[start of The data]

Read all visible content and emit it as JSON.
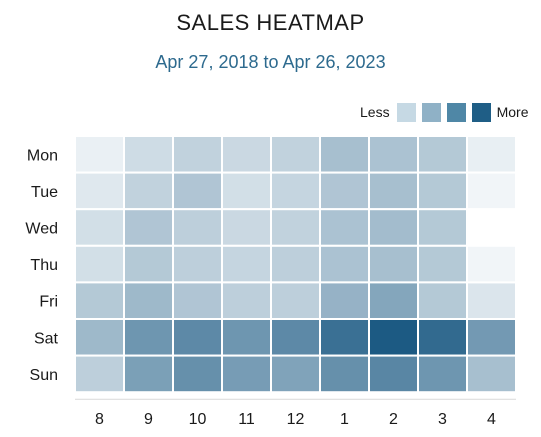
{
  "chart_data": {
    "type": "heatmap",
    "title": "SALES HEATMAP",
    "subtitle": "Apr 27, 2018 to Apr 26, 2023",
    "x_labels": [
      "8",
      "9",
      "10",
      "11",
      "12",
      "1",
      "2",
      "3",
      "4"
    ],
    "y_labels": [
      "Mon",
      "Tue",
      "Wed",
      "Thu",
      "Fri",
      "Sat",
      "Sun"
    ],
    "values": [
      [
        0.05,
        0.18,
        0.24,
        0.2,
        0.24,
        0.36,
        0.34,
        0.3,
        0.06
      ],
      [
        0.1,
        0.24,
        0.32,
        0.16,
        0.22,
        0.32,
        0.36,
        0.3,
        0.02
      ],
      [
        0.16,
        0.32,
        0.26,
        0.2,
        0.24,
        0.34,
        0.38,
        0.3,
        0.0
      ],
      [
        0.16,
        0.3,
        0.26,
        0.22,
        0.26,
        0.34,
        0.36,
        0.3,
        0.02
      ],
      [
        0.3,
        0.4,
        0.32,
        0.26,
        0.26,
        0.44,
        0.52,
        0.3,
        0.12
      ],
      [
        0.4,
        0.62,
        0.7,
        0.62,
        0.7,
        0.86,
        1.0,
        0.9,
        0.6
      ],
      [
        0.26,
        0.56,
        0.66,
        0.58,
        0.54,
        0.66,
        0.72,
        0.62,
        0.36
      ]
    ],
    "legend": {
      "less_label": "Less",
      "more_label": "More",
      "colors": [
        "#c6d9e4",
        "#8fb1c6",
        "#4f87a6",
        "#1f5e86"
      ]
    },
    "color_low": "#f5f8fa",
    "color_high": "#1c5a83",
    "grid": false
  }
}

[end of The data]

» **Directions**:
Reproduce the full listing faithfully, but do not carry over any pictures.

» **Written reply**:
Read all visible content and emit it as JSON.
{
  "chart_data": {
    "type": "heatmap",
    "title": "SALES HEATMAP",
    "subtitle": "Apr 27, 2018 to Apr 26, 2023",
    "x_labels": [
      "8",
      "9",
      "10",
      "11",
      "12",
      "1",
      "2",
      "3",
      "4"
    ],
    "y_labels": [
      "Mon",
      "Tue",
      "Wed",
      "Thu",
      "Fri",
      "Sat",
      "Sun"
    ],
    "values": [
      [
        0.05,
        0.18,
        0.24,
        0.2,
        0.24,
        0.36,
        0.34,
        0.3,
        0.06
      ],
      [
        0.1,
        0.24,
        0.32,
        0.16,
        0.22,
        0.32,
        0.36,
        0.3,
        0.02
      ],
      [
        0.16,
        0.32,
        0.26,
        0.2,
        0.24,
        0.34,
        0.38,
        0.3,
        0.0
      ],
      [
        0.16,
        0.3,
        0.26,
        0.22,
        0.26,
        0.34,
        0.36,
        0.3,
        0.02
      ],
      [
        0.3,
        0.4,
        0.32,
        0.26,
        0.26,
        0.44,
        0.52,
        0.3,
        0.12
      ],
      [
        0.4,
        0.62,
        0.7,
        0.62,
        0.7,
        0.86,
        1.0,
        0.9,
        0.6
      ],
      [
        0.26,
        0.56,
        0.66,
        0.58,
        0.54,
        0.66,
        0.72,
        0.62,
        0.36
      ]
    ],
    "legend": {
      "less_label": "Less",
      "more_label": "More",
      "colors": [
        "#c6d9e4",
        "#8fb1c6",
        "#4f87a6",
        "#1f5e86"
      ]
    },
    "color_low": "#f5f8fa",
    "color_high": "#1c5a83",
    "grid": false
  }
}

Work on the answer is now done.